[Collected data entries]
— start —
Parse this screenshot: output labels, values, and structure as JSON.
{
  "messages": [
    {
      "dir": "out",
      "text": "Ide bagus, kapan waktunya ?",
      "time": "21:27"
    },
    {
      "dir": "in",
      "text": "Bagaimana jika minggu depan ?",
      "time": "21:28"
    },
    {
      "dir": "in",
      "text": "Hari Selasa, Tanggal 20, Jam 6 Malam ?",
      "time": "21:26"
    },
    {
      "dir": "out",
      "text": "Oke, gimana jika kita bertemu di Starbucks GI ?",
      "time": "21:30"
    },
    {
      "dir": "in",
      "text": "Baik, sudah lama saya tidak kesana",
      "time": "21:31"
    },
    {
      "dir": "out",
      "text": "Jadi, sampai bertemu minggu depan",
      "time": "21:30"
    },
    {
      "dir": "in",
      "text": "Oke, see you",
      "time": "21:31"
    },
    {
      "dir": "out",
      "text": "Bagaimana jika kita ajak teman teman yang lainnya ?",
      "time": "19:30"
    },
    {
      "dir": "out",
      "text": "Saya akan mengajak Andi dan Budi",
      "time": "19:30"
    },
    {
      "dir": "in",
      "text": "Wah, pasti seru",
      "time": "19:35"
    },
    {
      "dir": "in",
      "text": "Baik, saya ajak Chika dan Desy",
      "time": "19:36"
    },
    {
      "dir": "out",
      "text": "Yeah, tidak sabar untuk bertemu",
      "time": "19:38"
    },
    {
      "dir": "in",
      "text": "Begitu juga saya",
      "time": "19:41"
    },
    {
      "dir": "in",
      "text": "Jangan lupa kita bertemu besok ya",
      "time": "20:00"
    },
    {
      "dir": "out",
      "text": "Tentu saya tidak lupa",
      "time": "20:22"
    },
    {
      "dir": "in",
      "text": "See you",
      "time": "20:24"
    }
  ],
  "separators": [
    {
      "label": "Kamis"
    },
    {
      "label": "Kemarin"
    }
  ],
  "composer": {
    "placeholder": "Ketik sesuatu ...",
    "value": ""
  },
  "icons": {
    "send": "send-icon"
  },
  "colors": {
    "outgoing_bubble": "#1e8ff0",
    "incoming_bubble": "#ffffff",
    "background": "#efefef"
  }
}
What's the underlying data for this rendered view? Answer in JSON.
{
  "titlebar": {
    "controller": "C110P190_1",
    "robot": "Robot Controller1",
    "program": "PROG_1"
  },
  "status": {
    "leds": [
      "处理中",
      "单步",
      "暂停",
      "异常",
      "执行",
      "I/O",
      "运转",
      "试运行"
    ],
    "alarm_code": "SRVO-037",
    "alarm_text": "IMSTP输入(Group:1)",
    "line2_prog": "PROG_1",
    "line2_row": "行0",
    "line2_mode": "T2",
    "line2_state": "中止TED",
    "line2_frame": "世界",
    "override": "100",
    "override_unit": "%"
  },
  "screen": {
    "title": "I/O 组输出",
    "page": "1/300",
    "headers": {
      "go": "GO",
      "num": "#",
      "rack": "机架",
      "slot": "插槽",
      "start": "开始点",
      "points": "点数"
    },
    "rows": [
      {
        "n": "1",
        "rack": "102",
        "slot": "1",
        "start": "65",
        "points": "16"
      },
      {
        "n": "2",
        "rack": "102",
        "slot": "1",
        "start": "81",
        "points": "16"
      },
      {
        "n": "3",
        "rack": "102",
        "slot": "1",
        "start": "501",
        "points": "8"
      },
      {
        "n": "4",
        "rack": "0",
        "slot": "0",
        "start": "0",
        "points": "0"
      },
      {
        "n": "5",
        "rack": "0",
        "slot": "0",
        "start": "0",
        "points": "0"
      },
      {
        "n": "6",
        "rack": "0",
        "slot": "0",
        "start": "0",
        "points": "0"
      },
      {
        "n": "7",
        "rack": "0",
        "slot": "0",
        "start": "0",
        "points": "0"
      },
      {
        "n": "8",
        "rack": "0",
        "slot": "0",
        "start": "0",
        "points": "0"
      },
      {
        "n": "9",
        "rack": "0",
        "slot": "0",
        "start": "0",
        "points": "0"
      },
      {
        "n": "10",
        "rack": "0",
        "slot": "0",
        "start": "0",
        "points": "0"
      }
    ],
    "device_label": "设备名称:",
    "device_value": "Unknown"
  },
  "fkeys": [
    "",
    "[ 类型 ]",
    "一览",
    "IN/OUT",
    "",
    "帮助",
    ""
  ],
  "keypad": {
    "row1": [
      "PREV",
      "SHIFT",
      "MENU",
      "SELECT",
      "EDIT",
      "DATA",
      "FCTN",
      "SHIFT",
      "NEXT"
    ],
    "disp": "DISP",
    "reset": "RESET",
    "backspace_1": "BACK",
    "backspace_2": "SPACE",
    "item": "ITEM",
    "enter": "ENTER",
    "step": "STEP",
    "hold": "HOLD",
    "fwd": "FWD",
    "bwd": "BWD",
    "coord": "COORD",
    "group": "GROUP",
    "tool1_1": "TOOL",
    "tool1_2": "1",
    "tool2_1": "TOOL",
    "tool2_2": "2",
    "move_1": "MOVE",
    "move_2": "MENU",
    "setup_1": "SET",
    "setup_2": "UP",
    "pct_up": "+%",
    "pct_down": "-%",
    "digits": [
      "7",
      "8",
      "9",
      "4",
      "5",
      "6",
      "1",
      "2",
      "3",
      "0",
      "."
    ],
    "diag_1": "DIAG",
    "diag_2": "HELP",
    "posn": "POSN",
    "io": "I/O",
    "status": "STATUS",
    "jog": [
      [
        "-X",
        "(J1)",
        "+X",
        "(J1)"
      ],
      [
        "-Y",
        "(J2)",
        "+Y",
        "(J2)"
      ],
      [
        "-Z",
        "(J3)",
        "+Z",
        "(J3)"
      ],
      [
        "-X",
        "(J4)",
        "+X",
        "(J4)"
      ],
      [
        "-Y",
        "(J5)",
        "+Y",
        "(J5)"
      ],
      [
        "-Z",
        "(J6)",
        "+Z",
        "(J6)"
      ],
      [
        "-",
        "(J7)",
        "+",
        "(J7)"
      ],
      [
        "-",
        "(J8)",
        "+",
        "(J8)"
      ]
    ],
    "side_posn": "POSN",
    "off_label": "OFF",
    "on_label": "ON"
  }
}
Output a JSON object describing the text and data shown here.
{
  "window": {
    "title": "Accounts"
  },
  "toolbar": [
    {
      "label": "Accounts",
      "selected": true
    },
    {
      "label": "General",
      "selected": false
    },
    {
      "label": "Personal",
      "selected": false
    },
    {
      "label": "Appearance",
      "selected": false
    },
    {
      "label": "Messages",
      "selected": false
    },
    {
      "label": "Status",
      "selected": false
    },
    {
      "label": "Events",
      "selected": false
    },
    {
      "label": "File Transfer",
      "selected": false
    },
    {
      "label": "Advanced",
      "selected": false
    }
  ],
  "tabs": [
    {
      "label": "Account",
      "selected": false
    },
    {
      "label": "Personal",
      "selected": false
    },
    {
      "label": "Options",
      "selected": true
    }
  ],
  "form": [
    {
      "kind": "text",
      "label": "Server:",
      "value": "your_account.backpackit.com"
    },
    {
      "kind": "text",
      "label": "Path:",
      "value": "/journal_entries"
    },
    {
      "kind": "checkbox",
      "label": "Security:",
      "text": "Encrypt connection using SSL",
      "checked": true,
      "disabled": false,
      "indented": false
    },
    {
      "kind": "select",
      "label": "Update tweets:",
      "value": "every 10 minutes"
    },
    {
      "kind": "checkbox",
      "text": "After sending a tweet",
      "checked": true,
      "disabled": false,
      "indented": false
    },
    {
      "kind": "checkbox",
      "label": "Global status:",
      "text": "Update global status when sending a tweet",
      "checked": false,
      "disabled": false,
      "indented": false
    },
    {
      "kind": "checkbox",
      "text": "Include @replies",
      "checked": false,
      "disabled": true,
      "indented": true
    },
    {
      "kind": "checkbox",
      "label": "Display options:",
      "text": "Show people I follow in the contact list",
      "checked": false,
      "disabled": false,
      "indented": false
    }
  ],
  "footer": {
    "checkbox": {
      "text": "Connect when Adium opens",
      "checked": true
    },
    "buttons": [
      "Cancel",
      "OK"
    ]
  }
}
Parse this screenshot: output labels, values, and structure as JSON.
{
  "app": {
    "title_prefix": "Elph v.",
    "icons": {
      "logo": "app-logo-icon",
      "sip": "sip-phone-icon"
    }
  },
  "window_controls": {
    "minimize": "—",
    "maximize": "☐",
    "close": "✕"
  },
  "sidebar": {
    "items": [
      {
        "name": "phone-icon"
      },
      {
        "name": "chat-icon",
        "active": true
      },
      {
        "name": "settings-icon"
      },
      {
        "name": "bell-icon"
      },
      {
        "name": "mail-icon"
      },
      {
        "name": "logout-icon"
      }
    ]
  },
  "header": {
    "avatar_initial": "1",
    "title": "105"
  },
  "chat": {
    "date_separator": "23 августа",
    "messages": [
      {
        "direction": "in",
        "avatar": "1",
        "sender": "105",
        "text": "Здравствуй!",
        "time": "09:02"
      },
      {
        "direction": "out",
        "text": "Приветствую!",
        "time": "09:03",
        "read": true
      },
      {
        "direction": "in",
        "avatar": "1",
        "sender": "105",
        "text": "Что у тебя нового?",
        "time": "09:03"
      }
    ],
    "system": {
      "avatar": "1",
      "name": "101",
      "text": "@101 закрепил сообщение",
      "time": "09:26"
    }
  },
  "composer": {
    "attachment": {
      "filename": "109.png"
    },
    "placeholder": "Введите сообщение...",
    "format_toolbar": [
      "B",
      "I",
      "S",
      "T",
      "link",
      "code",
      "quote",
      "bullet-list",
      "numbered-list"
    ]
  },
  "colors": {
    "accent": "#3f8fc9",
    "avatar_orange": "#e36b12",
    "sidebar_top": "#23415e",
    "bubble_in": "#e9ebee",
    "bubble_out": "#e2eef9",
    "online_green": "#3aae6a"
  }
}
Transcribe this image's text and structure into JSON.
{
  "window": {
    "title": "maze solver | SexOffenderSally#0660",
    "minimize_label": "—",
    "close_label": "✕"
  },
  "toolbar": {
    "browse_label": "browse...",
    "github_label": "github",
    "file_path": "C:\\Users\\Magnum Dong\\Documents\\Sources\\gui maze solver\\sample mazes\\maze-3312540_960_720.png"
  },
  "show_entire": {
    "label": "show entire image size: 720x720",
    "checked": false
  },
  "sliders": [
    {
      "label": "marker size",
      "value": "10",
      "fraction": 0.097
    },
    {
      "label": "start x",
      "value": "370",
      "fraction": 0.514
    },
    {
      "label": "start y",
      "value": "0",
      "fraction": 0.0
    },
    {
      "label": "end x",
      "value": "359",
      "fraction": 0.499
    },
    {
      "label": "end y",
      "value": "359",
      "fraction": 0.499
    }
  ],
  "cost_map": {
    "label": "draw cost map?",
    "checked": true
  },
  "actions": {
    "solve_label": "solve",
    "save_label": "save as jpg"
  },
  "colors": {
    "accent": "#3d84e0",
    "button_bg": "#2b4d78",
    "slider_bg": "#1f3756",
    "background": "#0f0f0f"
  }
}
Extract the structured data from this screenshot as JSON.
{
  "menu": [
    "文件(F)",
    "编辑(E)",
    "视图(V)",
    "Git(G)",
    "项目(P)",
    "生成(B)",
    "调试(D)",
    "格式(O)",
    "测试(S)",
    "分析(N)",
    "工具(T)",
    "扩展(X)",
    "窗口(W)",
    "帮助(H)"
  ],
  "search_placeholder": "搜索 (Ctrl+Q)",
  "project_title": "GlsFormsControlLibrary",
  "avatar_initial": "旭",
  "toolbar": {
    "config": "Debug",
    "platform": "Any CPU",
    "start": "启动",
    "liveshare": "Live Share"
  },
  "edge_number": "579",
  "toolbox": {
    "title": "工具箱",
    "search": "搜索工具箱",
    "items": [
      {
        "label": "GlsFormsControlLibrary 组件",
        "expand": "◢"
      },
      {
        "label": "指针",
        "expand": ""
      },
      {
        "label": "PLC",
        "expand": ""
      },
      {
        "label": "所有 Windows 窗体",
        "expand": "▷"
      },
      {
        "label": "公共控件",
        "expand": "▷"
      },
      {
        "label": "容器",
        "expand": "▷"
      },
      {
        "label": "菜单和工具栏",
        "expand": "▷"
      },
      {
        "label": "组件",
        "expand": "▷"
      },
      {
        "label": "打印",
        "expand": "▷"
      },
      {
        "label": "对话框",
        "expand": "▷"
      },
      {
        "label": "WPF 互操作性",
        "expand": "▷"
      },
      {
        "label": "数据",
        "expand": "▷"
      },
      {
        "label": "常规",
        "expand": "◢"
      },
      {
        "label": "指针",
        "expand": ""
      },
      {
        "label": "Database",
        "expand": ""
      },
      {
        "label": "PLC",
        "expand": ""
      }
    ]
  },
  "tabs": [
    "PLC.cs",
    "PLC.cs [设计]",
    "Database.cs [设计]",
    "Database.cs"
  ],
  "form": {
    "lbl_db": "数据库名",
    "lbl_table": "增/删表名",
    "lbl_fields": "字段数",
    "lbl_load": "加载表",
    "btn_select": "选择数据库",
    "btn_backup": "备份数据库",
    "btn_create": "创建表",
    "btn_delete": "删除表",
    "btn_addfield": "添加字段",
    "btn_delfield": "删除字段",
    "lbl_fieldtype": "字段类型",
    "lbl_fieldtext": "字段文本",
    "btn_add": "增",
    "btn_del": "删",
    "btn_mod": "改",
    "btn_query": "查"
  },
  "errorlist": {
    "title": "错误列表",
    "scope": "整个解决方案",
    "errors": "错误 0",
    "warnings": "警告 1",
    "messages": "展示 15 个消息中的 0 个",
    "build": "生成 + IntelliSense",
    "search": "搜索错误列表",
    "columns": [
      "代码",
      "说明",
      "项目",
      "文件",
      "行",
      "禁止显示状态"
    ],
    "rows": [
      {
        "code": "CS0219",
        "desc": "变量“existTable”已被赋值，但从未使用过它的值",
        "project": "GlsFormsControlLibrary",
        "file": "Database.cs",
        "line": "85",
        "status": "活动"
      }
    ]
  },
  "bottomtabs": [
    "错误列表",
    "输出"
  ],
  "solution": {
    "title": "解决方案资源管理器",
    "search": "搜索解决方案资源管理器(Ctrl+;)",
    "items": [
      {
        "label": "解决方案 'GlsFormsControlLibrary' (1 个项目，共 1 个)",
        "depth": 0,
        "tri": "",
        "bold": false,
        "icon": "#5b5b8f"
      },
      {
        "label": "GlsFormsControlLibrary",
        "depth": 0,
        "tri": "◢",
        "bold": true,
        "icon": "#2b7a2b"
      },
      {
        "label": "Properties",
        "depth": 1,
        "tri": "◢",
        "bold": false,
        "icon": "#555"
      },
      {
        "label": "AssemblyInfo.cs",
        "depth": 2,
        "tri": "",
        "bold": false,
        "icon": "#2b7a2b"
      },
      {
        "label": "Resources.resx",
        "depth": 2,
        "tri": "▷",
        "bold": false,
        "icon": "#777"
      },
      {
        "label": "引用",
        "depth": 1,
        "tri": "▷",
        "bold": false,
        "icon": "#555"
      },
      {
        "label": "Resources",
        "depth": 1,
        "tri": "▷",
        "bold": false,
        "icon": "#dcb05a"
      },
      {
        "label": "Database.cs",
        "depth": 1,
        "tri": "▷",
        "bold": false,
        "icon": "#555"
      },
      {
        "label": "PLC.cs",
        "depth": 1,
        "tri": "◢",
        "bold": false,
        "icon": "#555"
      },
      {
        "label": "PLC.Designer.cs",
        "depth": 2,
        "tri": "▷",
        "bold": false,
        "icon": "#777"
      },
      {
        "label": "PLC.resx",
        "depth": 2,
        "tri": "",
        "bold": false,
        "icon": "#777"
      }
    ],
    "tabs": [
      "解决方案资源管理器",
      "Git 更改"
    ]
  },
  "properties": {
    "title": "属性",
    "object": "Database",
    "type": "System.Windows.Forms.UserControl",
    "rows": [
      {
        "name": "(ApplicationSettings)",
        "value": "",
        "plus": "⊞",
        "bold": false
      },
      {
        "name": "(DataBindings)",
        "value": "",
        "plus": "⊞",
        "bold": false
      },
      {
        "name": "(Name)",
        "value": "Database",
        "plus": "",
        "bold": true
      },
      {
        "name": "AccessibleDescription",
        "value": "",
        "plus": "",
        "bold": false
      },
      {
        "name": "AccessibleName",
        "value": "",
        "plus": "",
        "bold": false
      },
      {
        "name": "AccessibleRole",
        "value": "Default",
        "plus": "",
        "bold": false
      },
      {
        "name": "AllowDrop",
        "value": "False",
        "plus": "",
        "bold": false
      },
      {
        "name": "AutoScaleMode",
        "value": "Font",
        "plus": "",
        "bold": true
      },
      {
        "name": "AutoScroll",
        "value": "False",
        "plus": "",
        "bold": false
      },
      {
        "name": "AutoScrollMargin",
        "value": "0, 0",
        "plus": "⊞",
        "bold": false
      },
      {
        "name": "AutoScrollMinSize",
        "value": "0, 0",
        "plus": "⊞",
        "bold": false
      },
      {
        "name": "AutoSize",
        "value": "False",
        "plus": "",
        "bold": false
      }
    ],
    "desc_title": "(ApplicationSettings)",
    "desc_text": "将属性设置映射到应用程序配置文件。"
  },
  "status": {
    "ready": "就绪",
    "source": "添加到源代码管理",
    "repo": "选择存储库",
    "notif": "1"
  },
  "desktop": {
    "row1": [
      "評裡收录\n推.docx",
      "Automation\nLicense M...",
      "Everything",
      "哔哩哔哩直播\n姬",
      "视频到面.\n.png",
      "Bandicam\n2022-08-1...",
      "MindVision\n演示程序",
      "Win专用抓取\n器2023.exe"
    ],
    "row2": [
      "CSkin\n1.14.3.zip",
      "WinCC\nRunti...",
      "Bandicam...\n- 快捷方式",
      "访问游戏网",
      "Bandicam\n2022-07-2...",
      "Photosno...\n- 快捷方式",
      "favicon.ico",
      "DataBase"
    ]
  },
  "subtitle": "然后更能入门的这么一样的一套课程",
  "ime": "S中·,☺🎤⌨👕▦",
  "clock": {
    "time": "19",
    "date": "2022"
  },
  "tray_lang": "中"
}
— end —
## The exercise
Pull out all lines from the listing that contain the string "JSON".

## Solved problem
Parse this screenshot: output labels, values, and structure as JSON.
What's the underlying data for this rendered view? Answer in JSON.
Output a JSON object describing the text and data shown here.
Parse this screenshot: output labels, values, and structure as JSON.
Transcribe this image's text and structure into JSON.
Extract the structured data from this screenshot as JSON.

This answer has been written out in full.